THE RECORDS:
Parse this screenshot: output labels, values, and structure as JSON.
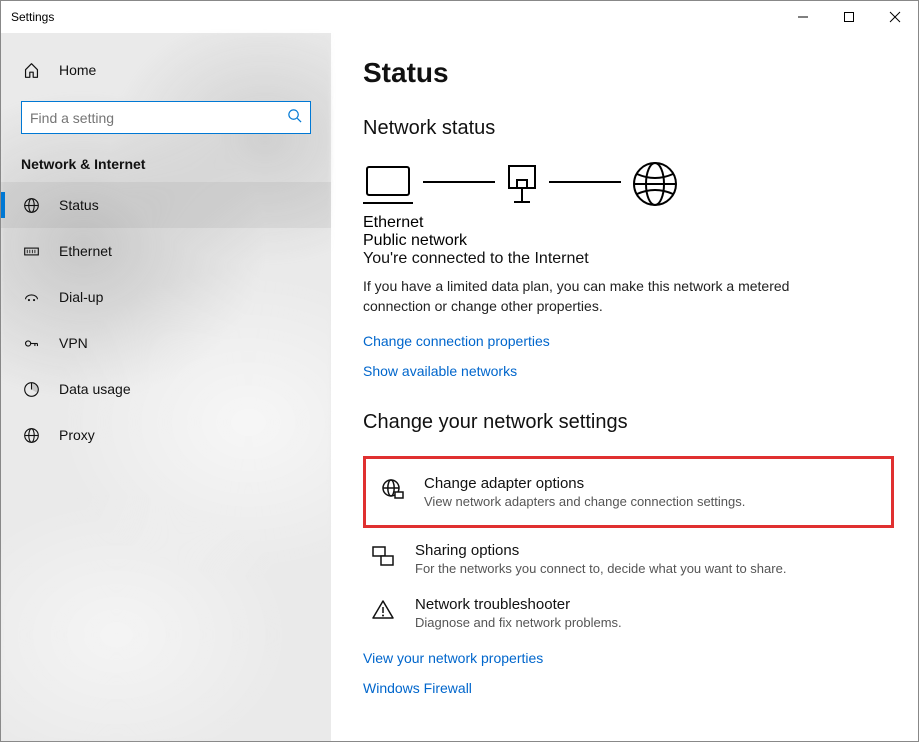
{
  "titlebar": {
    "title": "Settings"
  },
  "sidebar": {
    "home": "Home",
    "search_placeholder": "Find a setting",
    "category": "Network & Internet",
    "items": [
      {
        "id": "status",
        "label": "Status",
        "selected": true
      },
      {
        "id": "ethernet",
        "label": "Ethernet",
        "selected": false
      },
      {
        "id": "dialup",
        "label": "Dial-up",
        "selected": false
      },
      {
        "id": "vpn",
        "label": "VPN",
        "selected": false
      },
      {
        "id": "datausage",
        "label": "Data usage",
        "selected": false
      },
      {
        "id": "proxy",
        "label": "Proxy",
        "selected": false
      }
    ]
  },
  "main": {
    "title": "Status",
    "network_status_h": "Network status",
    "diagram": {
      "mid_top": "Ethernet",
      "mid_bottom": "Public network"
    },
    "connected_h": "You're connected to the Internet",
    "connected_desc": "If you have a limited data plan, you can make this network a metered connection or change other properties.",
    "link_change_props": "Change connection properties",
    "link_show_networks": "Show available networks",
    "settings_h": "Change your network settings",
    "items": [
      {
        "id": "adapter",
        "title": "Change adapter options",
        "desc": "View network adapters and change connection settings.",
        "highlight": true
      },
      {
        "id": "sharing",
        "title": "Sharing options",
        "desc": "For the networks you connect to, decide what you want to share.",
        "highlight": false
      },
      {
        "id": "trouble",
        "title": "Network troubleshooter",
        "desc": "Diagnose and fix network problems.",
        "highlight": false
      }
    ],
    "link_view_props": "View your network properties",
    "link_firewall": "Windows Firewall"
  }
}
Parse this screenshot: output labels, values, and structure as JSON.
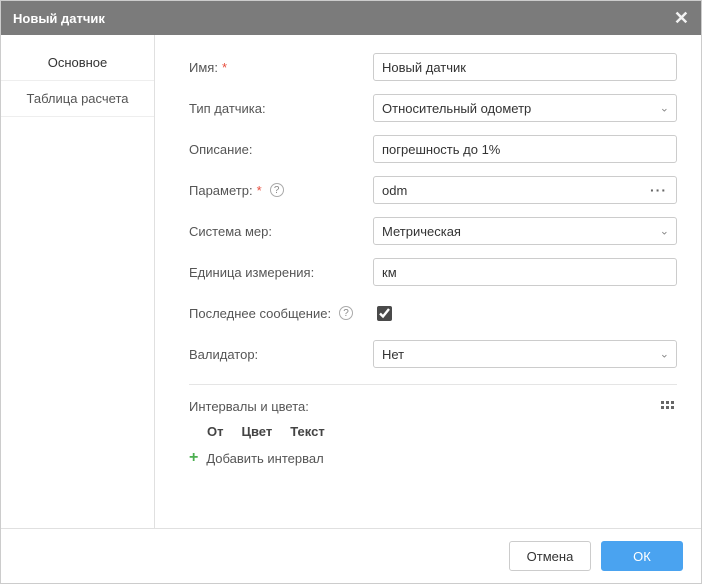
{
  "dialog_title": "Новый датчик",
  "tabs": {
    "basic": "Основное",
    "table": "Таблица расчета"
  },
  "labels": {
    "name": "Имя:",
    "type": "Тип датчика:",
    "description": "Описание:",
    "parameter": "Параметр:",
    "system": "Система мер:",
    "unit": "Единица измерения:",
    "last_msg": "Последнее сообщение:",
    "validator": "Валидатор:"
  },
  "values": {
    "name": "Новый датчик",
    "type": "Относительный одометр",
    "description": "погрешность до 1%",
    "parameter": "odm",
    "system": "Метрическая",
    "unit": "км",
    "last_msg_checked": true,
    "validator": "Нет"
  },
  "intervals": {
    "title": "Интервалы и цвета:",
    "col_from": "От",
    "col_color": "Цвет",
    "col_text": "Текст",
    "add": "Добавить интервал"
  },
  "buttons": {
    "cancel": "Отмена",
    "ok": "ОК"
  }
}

SET EXERCISE: Each line in the material either holds the string "networks" or does not. State how many do, and nothing else.

EXERCISE RESULT: 2